== EXERCISE INSTRUCTIONS ==
Output the data exactly, with every line intact.

Some records
****************

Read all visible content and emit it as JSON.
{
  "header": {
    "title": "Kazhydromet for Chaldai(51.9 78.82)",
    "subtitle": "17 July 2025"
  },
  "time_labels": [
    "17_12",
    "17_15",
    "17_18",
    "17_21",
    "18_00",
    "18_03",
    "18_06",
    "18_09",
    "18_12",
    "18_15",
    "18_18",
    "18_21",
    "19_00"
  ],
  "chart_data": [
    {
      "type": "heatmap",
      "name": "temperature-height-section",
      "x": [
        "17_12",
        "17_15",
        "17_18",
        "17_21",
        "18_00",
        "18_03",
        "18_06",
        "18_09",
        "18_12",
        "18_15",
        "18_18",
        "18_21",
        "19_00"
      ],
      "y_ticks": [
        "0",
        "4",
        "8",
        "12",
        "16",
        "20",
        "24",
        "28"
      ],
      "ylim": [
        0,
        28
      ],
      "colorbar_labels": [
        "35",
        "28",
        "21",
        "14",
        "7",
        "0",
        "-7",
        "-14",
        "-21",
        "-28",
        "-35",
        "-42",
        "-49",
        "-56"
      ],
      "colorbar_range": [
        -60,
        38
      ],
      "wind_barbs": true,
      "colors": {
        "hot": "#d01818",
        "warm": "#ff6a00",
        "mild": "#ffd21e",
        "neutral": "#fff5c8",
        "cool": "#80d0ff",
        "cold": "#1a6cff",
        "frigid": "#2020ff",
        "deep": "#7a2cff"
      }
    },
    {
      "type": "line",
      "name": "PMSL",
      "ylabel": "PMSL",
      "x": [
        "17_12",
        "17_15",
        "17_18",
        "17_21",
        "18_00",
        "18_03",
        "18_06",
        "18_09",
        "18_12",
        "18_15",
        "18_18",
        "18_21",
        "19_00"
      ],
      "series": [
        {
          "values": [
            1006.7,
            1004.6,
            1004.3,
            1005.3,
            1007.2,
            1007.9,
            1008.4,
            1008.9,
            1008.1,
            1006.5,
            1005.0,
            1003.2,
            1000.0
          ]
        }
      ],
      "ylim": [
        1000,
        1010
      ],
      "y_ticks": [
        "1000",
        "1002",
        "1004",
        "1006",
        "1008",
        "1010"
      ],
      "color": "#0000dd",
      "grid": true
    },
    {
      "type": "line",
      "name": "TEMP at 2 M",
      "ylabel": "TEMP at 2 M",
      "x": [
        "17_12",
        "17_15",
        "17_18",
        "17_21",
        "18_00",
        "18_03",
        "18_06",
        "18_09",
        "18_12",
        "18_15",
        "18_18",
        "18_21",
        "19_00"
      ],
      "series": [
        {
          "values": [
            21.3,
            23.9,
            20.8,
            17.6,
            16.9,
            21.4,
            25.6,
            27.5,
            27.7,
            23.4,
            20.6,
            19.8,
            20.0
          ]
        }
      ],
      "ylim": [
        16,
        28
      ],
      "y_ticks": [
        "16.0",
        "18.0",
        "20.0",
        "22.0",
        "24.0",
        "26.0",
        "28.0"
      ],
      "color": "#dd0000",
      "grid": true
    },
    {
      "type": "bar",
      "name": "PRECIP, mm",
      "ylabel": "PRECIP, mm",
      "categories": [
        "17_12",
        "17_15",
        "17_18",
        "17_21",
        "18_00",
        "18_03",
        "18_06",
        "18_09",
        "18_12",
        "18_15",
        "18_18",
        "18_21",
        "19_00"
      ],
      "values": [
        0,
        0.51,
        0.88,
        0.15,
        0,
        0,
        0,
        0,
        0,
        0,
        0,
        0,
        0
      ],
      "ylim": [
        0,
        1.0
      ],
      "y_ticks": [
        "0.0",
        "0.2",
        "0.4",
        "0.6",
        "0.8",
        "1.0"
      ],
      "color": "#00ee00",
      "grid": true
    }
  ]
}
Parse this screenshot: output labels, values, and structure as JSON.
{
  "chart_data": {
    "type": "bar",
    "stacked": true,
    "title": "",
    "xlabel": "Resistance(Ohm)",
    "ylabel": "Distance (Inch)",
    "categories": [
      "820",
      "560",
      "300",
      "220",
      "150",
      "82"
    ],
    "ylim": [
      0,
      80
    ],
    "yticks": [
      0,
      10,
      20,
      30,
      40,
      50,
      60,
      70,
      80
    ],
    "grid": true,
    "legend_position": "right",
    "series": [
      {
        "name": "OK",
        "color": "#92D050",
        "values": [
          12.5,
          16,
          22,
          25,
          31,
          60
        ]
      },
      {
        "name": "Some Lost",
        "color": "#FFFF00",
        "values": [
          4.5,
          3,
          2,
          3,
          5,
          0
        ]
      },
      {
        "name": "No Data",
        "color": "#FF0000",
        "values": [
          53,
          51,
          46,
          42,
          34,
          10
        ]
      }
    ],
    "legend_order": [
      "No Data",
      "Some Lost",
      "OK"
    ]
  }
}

****************

== RESULT OF THE EXERCISE ==
Read all visible content and emit it as JSON.
{
  "header": {
    "title": "Kazhydromet for Chaldai(51.9 78.82)",
    "subtitle": "17 July 2025"
  },
  "time_labels": [
    "17_12",
    "17_15",
    "17_18",
    "17_21",
    "18_00",
    "18_03",
    "18_06",
    "18_09",
    "18_12",
    "18_15",
    "18_18",
    "18_21",
    "19_00"
  ],
  "chart_data": [
    {
      "type": "heatmap",
      "name": "temperature-height-section",
      "x": [
        "17_12",
        "17_15",
        "17_18",
        "17_21",
        "18_00",
        "18_03",
        "18_06",
        "18_09",
        "18_12",
        "18_15",
        "18_18",
        "18_21",
        "19_00"
      ],
      "y_ticks": [
        "0",
        "4",
        "8",
        "12",
        "16",
        "20",
        "24",
        "28"
      ],
      "ylim": [
        0,
        28
      ],
      "colorbar_labels": [
        "35",
        "28",
        "21",
        "14",
        "7",
        "0",
        "-7",
        "-14",
        "-21",
        "-28",
        "-35",
        "-42",
        "-49",
        "-56"
      ],
      "colorbar_range": [
        -60,
        38
      ],
      "wind_barbs": true,
      "colors": {
        "hot": "#d01818",
        "warm": "#ff6a00",
        "mild": "#ffd21e",
        "neutral": "#fff5c8",
        "cool": "#80d0ff",
        "cold": "#1a6cff",
        "frigid": "#2020ff",
        "deep": "#7a2cff"
      }
    },
    {
      "type": "line",
      "name": "PMSL",
      "ylabel": "PMSL",
      "x": [
        "17_12",
        "17_15",
        "17_18",
        "17_21",
        "18_00",
        "18_03",
        "18_06",
        "18_09",
        "18_12",
        "18_15",
        "18_18",
        "18_21",
        "19_00"
      ],
      "series": [
        {
          "values": [
            1006.7,
            1004.6,
            1004.3,
            1005.3,
            1007.2,
            1007.9,
            1008.4,
            1008.9,
            1008.1,
            1006.5,
            1005.0,
            1003.2,
            1000.0
          ]
        }
      ],
      "ylim": [
        1000,
        1010
      ],
      "y_ticks": [
        "1000",
        "1002",
        "1004",
        "1006",
        "1008",
        "1010"
      ],
      "color": "#0000dd",
      "grid": true
    },
    {
      "type": "line",
      "name": "TEMP at 2 M",
      "ylabel": "TEMP at 2 M",
      "x": [
        "17_12",
        "17_15",
        "17_18",
        "17_21",
        "18_00",
        "18_03",
        "18_06",
        "18_09",
        "18_12",
        "18_15",
        "18_18",
        "18_21",
        "19_00"
      ],
      "series": [
        {
          "values": [
            21.3,
            23.9,
            20.8,
            17.6,
            16.9,
            21.4,
            25.6,
            27.5,
            27.7,
            23.4,
            20.6,
            19.8,
            20.0
          ]
        }
      ],
      "ylim": [
        16,
        28
      ],
      "y_ticks": [
        "16.0",
        "18.0",
        "20.0",
        "22.0",
        "24.0",
        "26.0",
        "28.0"
      ],
      "color": "#dd0000",
      "grid": true
    },
    {
      "type": "bar",
      "name": "PRECIP, mm",
      "ylabel": "PRECIP, mm",
      "categories": [
        "17_12",
        "17_15",
        "17_18",
        "17_21",
        "18_00",
        "18_03",
        "18_06",
        "18_09",
        "18_12",
        "18_15",
        "18_18",
        "18_21",
        "19_00"
      ],
      "values": [
        0,
        0.51,
        0.88,
        0.15,
        0,
        0,
        0,
        0,
        0,
        0,
        0,
        0,
        0
      ],
      "ylim": [
        0,
        1.0
      ],
      "y_ticks": [
        "0.0",
        "0.2",
        "0.4",
        "0.6",
        "0.8",
        "1.0"
      ],
      "color": "#00ee00",
      "grid": true
    }
  ]
}
Parse this screenshot: output labels, values, and structure as JSON.
{
  "chart_data": {
    "type": "bar",
    "stacked": true,
    "title": "",
    "xlabel": "Resistance(Ohm)",
    "ylabel": "Distance (Inch)",
    "categories": [
      "820",
      "560",
      "300",
      "220",
      "150",
      "82"
    ],
    "ylim": [
      0,
      80
    ],
    "yticks": [
      0,
      10,
      20,
      30,
      40,
      50,
      60,
      70,
      80
    ],
    "grid": true,
    "legend_position": "right",
    "series": [
      {
        "name": "OK",
        "color": "#92D050",
        "values": [
          12.5,
          16,
          22,
          25,
          31,
          60
        ]
      },
      {
        "name": "Some Lost",
        "color": "#FFFF00",
        "values": [
          4.5,
          3,
          2,
          3,
          5,
          0
        ]
      },
      {
        "name": "No Data",
        "color": "#FF0000",
        "values": [
          53,
          51,
          46,
          42,
          34,
          10
        ]
      }
    ],
    "legend_order": [
      "No Data",
      "Some Lost",
      "OK"
    ]
  }
}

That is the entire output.